**YOUR INSTRUCTIONS**
List all lines of the data containing the word "text".
====== STORED ROWS
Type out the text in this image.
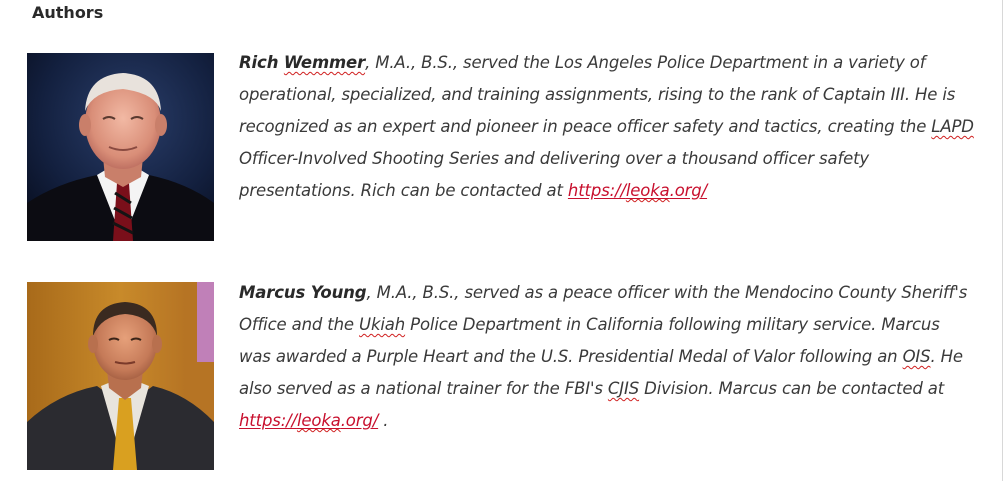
Authors

Rich Wemmer, M.A., B.S., served the Los Angeles Police Department in a variety of operational, specialized, and training assignments, rising to the rank of Captain III. He is recognized as an expert and pioneer in peace officer safety and tactics, creating the LAPD Officer-Involved Shooting Series and delivering over a thousand officer safety presentations. Rich can be contacted at https://leoka.org/

Marcus Young, M.A., B.S., served as a peace officer with the Mendocino County Sheriff's Office and the Ukiah Police Department in California following military service. Marcus was awarded a Purple Heart and the U.S. Presidential Medal of Valor following an OIS. He also served as a national trainer for the FBI's CJIS Division. Marcus can be contacted at https://leoka.org/ .
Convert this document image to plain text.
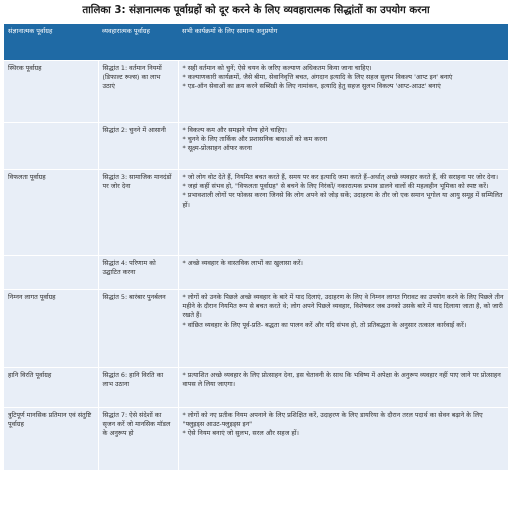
तालिका 3: संज्ञानात्मक पूर्वाग्रहों को दूर करने के लिए व्यवहारात्मक सिद्धांतों का उपयोग करना
संज्ञानात्मक पूर्वाग्रह	व्यवहारात्मक पूर्वाग्रह	सभी कार्यक्रमों के लिए सामान्य अनुप्रयोग
स्थिरक पूर्वाग्रह	सिद्धांत 1: वर्तमान नियमों (डिफाल्ट रूल्स) का लाभ उठाएं	* सही वर्तमान को चुनें; ऐसे चयन के जरिए कल्याण अधिकतम किया जाना चाहिए।
* कल्याणकारी कार्यक्रमों, जैसे बीमा, सेवानिवृत्ति बचत, अंगदान इत्यादि के लिए सहज सुलभ विकल्प 'आप्ट इन' बनाएं
* एड-ऑन सेवाओं का क्रय करने सब्सिडी के लिए नामांकन, इत्यादि हेतु सहज सुलभ विकल्प 'आप्ट-आउट' बनाएं

	सिद्धांत 2: चुनने में आसानी	* विकल्प कम और समझने योग्य होने चाहिए।
* चुनने के लिए तार्किक और प्रशासनिक बाधाओं को कम करना
* सूक्ष्म-प्रोत्साहन ऑफर करना

विफलता पूर्वाग्रह	सिद्धांत 3: सामाजिक मानदंडों पर जोर देना	* जो लोग वोट देते हैं, नियमित बचत करते हैं, समय पर कर इत्यादि जमा करते हैं–अर्थात् अच्छे व्यवहार करते हैं, की सराहना पर जोर देना।
* जहां कहीं संभव हो, "विफलता पूर्वाग्रह" से बचने के लिए निरंकों/ नकारात्मक प्रभाव डालने वालों की महत्वहीन भूमिका को स्पष्ट करें।
* प्रभावशाली लोगों पर फोकस करना जिनसे कि लोग अपने को जोड़ सकें; उदाहरण के तौर जो एक समान भूगोल या आयु समूह में सम्मिलित हों।

	सिद्धांत 4: परिणाम को उद्घाटित करना	* अच्छे व्यवहार के वास्तविक लाभों का खुलासा करें।

निम्नन लागत पूर्वाग्रह	सिद्धांत 5: बारंबार पुनर्बलन	* लोगों को उनके पिछले अच्छे व्यवहार के बारे में याद दिलाएं, उदाहरण के लिए वे निम्नन लागत गिरावट का उपयोग करने के लिए पिछले तीन महीने के दौरान नियमित रूप से बचत करते थे; लोग अपने पिछले व्यवहार, विशेषकर जब उनको उसके बारे में याद दिलाया जाता है, को जारी रखते हैं।
* वांछित व्यवहार के लिए पूर्व-प्रति- बद्धता का पालन करें और यदि संभव हो, तो प्रतिबद्धता के अनुसार तत्काल कार्रवाई करें।

हानि विरति पूर्वाग्रह	सिद्धांत 6: हानि विरति का लाभ उठाना	* प्रत्याशित अच्छे व्यवहार के लिए प्रोत्साहन देना, इस चेतावनी के साथ कि भविष्य में अपेक्षा के अनुरूप व्यवहार नहीं पाए जाने पर प्रोत्साहन वापस ले लिया जाएगा।

त्रुटिपूर्ण मानसिक प्रतिमान एवं संतुष्टि पूर्वाग्रह	सिद्धांत 7: ऐसे संदेशों का सृजन करें जो मानसिक मॉडल के अनुरूप हो	* लोगों को नए प्रतीक नियम अपनाने के लिए प्रशिक्षित करें, उदाहरण के लिए डायरिया के दौरान तरल पदार्थ का सेवन बढ़ाने के लिए "फ्लुइड्स आउट-फ्लुइड्स इन"
* ऐसे नियम बनाएं जो सुलभ, सरल और सहज हों।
============
**CORRECT RESULT**
Type out the text in this image.
Convert this document image to plain text.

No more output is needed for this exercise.